[Dataset entries]
* START *

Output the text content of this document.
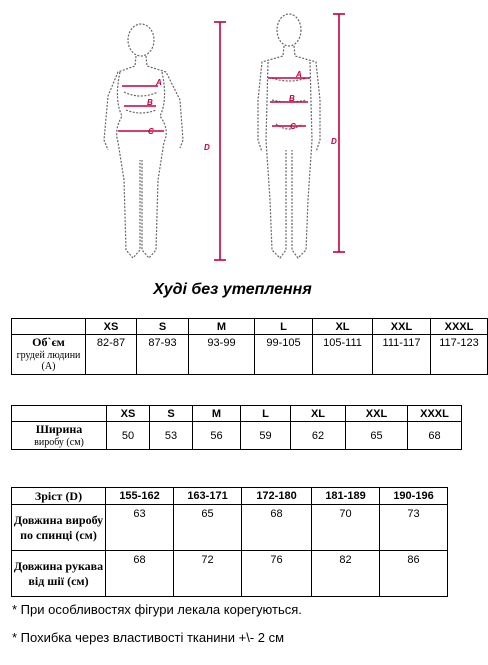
A
B
C
D
A
B
C
D
Худі без утеплення
	XS	S	M	L	XL	XXL	XXXL

Об`єм
грудей людини (А)	82-87	87-93	93-99	99-105	105-111	111-117	117-123
	XS	S	M	L	XL	XXL	XXXL

Ширина
виробу (см)	50	53	56	59	62	65	68
Зріст (D)	155-162	163-171	172-180	181-189	190-196
Довжина виробу по спинці (см)	63	65	68	70	73
Довжина рукава від шії (см)	68	72	76	82	86
* При особливостях фігури лекала корегуються.
* Похибка через властивості тканини +\- 2 см
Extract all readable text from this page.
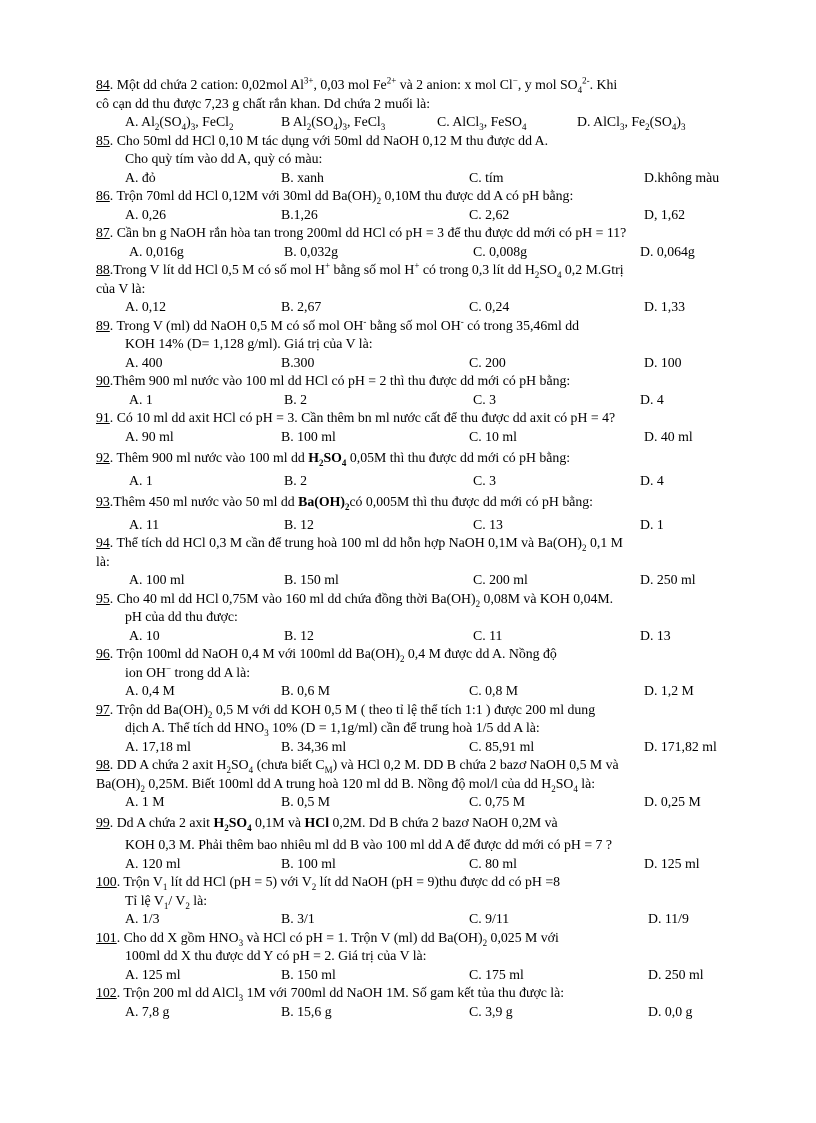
84. Một dd chứa 2 cation: 0,02mol $Al^{3+}$, 0,03 mol $Fe^{2+}$ và 2 anion: x mol Cl−, y mol $SO_4^{2-}$. Khi
cô cạn dd thu được 7,23 g chất rắn khan. Dd chứa 2 muối là:
A. $Al_2(SO_4)_3$, FeCl$_2$	B $Al_2(SO_4)_3$, FeCl$_3$	C. AlCl$_3$, FeSO$_4$	D. AlCl$_3$, $Fe_2(SO_4)_3$
85. Cho 50ml dd HCl 0,10 M tác dụng với 50ml dd NaOH 0,12 M thu được dd A.
Cho quỳ tím vào dd A, quỳ có màu:
A. đỏ	B. xanh	C. tím	D.không màu
86. Trộn 70ml dd HCl 0,12M với 30ml dd $Ba(OH)_2$ 0,10M thu được dd A có pH bằng:
A. 0,26	B.1,26	C. 2,62	D, 1,62
87. Cần bn g NaOH rắn hòa tan trong 200ml dd HCl có pH = 3 để thu được dd mới có pH = 11?
A. 0,016g	B. 0,032g	C. 0,008g	D. 0,064g
88.Trong V lít dd HCl 0,5 M có số mol H+ bằng số mol H+ có trong 0,3 lít dd $H_2SO_4$ 0,2 M.Gtrị
của V là:
A. 0,12	B. 2,67	C. 0,24	D. 1,33
89. Trong V (ml) dd NaOH 0,5 M có số mol OH- bằng số mol OH- có trong 35,46ml dd
KOH 14% (D= 1,128 g/ml). Giá trị của V là:
A. 400	B.300	C. 200	D. 100
90.Thêm 900 ml nước vào 100 ml dd HCl có pH = 2 thì thu được dd mới có pH bằng:
A. 1	B. 2	C. 3	D. 4
91. Có 10 ml dd axit HCl có pH = 3. Cần thêm bn ml nước cất để thu được dd axit có pH = 4?
A. 90 ml	B. 100 ml	C. 10 ml	D. 40 ml
92. Thêm 900 ml nước vào 100 ml dd $H_2SO_4$ 0,05M thì thu được dd mới có pH bằng:
A. 1	B. 2	C. 3	D. 4
93.Thêm 450 ml nước vào 50 ml dd $Ba(OH)_2có$ 0,005M thì thu được dd mới có pH bằng:
A. 11	B. 12	C. 13	D. 1
94. Thể tích dd HCl 0,3 M cần để trung hoà 100 ml dd hỗn hợp NaOH 0,1M và $Ba(OH)_2$ 0,1 M
là:
A. 100 ml	B. 150 ml	C. 200 ml	D. 250 ml
95. Cho 40 ml dd HCl 0,75M vào 160 ml dd chứa đồng thời $Ba(OH)_2$ 0,08M và KOH 0,04M.
pH của dd thu được:
A. 10	B. 12	C. 11	D. 13
96. Trộn 100ml dd NaOH 0,4 M với 100ml dd $Ba(OH)_2$ 0,4 M được dd A. Nồng độ
ion OH− trong dd A là:
A. 0,4 M	B. 0,6 M	C. 0,8 M	D. 1,2 M
97. Trộn dd $Ba(OH)_2$ 0,5 M với dd KOH 0,5 M ( theo tỉ lệ thể tích 1:1 ) được 200 ml dung
dịch A. Thể tích dd $HNO_3$ 10% (D = 1,1g/ml) cần để trung hoà 1/5 dd A là:
A. 17,18 ml	B. 34,36 ml	C. 85,91 ml	D. 171,82 ml
98. DD A chứa 2 axit $H_2SO_4$ (chưa biết $C_M$) và HCl 0,2 M. DD B chứa 2 bazơ NaOH 0,5 M và
$Ba(OH)_2$ 0,25M. Biết 100ml dd A trung hoà 120 ml dd B. Nồng độ mol/l của dd $H_2SO_4$ là:
A. 1 M	B. 0,5 M	C. 0,75 M	D. 0,25 M
99. Dd A chứa 2 axit $H_2SO_4$ 0,1M và HCl 0,2M. Dd B chứa 2 bazơ NaOH 0,2M và
KOH 0,3 M. Phải thêm bao nhiêu ml dd B vào 100 ml dd A để được dd mới có pH = 7 ?
A. 120 ml	B. 100 ml	C. 80 ml	D. 125 ml
100. Trộn $V_1$ lít dd HCl (pH = 5) với $V_2$ lít dd NaOH (pH = 9)thu được dd có pH =8
Tỉ lệ $V_1/$ $V_2$ là:
A. 1/3	B. 3/1	C. 9/11	D. 11/9
101. Cho dd X gồm $HNO_3$ và HCl có pH = 1. Trộn V (ml) dd $Ba(OH)_2$ 0,025 M với
100ml dd X thu được dd Y có pH = 2. Giá trị của V là:
A. 125 ml	B. 150 ml	C. 175 ml	D. 250 ml
102. Trộn 200 ml dd AlCl$_3$ 1M với 700ml dd NaOH 1M. Số gam kết tủa thu được là:
A. 7,8 g	B. 15,6 g	C. 3,9 g	D. 0,0 g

* END *

◆ WHAT YOU WILL DO: Would you mind returning each entry above word for word, skipping the images?

◆ WRITTEN SOLUTION:
Output the text content of this document.
A
B
C
D
A
B
C
D
Худі без утеплення
	XS	S	M	L	XL	XXL	XXXL

Об`єм
грудей людини (А)	82-87	87-93	93-99	99-105	105-111	111-117	117-123
	XS	S	M	L	XL	XXL	XXXL

Ширина
виробу (см)	50	53	56	59	62	65	68
Зріст (D)	155-162	163-171	172-180	181-189	190-196
Довжина виробу по спинці (см)	63	65	68	70	73
Довжина рукава від шії (см)	68	72	76	82	86
* При особливостях фігури лекала корегуються.
* Похибка через властивості тканини +\- 2 см
Extract all readable text from this page.
84. Một dd chứa 2 cation: 0,02mol $Al^{3+}$, 0,03 mol $Fe^{2+}$ và 2 anion: x mol Cl−, y mol $SO_4^{2-}$. Khi
cô cạn dd thu được 7,23 g chất rắn khan. Dd chứa 2 muối là:
A. $Al_2(SO_4)_3$, FeCl$_2$	B $Al_2(SO_4)_3$, FeCl$_3$	C. AlCl$_3$, FeSO$_4$	D. AlCl$_3$, $Fe_2(SO_4)_3$
85. Cho 50ml dd HCl 0,10 M tác dụng với 50ml dd NaOH 0,12 M thu được dd A.
Cho quỳ tím vào dd A, quỳ có màu:
A. đỏ	B. xanh	C. tím	D.không màu
86. Trộn 70ml dd HCl 0,12M với 30ml dd $Ba(OH)_2$ 0,10M thu được dd A có pH bằng:
A. 0,26	B.1,26	C. 2,62	D, 1,62
87. Cần bn g NaOH rắn hòa tan trong 200ml dd HCl có pH = 3 để thu được dd mới có pH = 11?
A. 0,016g	B. 0,032g	C. 0,008g	D. 0,064g
88.Trong V lít dd HCl 0,5 M có số mol H+ bằng số mol H+ có trong 0,3 lít dd $H_2SO_4$ 0,2 M.Gtrị
của V là:
A. 0,12	B. 2,67	C. 0,24	D. 1,33
89. Trong V (ml) dd NaOH 0,5 M có số mol OH- bằng số mol OH- có trong 35,46ml dd
KOH 14% (D= 1,128 g/ml). Giá trị của V là:
A. 400	B.300	C. 200	D. 100
90.Thêm 900 ml nước vào 100 ml dd HCl có pH = 2 thì thu được dd mới có pH bằng:
A. 1	B. 2	C. 3	D. 4
91. Có 10 ml dd axit HCl có pH = 3. Cần thêm bn ml nước cất để thu được dd axit có pH = 4?
A. 90 ml	B. 100 ml	C. 10 ml	D. 40 ml
92. Thêm 900 ml nước vào 100 ml dd $H_2SO_4$ 0,05M thì thu được dd mới có pH bằng:
A. 1	B. 2	C. 3	D. 4
93.Thêm 450 ml nước vào 50 ml dd $Ba(OH)_2có$ 0,005M thì thu được dd mới có pH bằng:
A. 11	B. 12	C. 13	D. 1
94. Thể tích dd HCl 0,3 M cần để trung hoà 100 ml dd hỗn hợp NaOH 0,1M và $Ba(OH)_2$ 0,1 M
là:
A. 100 ml	B. 150 ml	C. 200 ml	D. 250 ml
95. Cho 40 ml dd HCl 0,75M vào 160 ml dd chứa đồng thời $Ba(OH)_2$ 0,08M và KOH 0,04M.
pH của dd thu được:
A. 10	B. 12	C. 11	D. 13
96. Trộn 100ml dd NaOH 0,4 M với 100ml dd $Ba(OH)_2$ 0,4 M được dd A. Nồng độ
ion OH− trong dd A là:
A. 0,4 M	B. 0,6 M	C. 0,8 M	D. 1,2 M
97. Trộn dd $Ba(OH)_2$ 0,5 M với dd KOH 0,5 M ( theo tỉ lệ thể tích 1:1 ) được 200 ml dung
dịch A. Thể tích dd $HNO_3$ 10% (D = 1,1g/ml) cần để trung hoà 1/5 dd A là:
A. 17,18 ml	B. 34,36 ml	C. 85,91 ml	D. 171,82 ml
98. DD A chứa 2 axit $H_2SO_4$ (chưa biết $C_M$) và HCl 0,2 M. DD B chứa 2 bazơ NaOH 0,5 M và
$Ba(OH)_2$ 0,25M. Biết 100ml dd A trung hoà 120 ml dd B. Nồng độ mol/l của dd $H_2SO_4$ là:
A. 1 M	B. 0,5 M	C. 0,75 M	D. 0,25 M
99. Dd A chứa 2 axit $H_2SO_4$ 0,1M và HCl 0,2M. Dd B chứa 2 bazơ NaOH 0,2M và
KOH 0,3 M. Phải thêm bao nhiêu ml dd B vào 100 ml dd A để được dd mới có pH = 7 ?
A. 120 ml	B. 100 ml	C. 80 ml	D. 125 ml
100. Trộn $V_1$ lít dd HCl (pH = 5) với $V_2$ lít dd NaOH (pH = 9)thu được dd có pH =8
Tỉ lệ $V_1/$ $V_2$ là:
A. 1/3	B. 3/1	C. 9/11	D. 11/9
101. Cho dd X gồm $HNO_3$ và HCl có pH = 1. Trộn V (ml) dd $Ba(OH)_2$ 0,025 M với
100ml dd X thu được dd Y có pH = 2. Giá trị của V là:
A. 125 ml	B. 150 ml	C. 175 ml	D. 250 ml
102. Trộn 200 ml dd AlCl$_3$ 1M với 700ml dd NaOH 1M. Số gam kết tủa thu được là:
A. 7,8 g	B. 15,6 g	C. 3,9 g	D. 0,0 g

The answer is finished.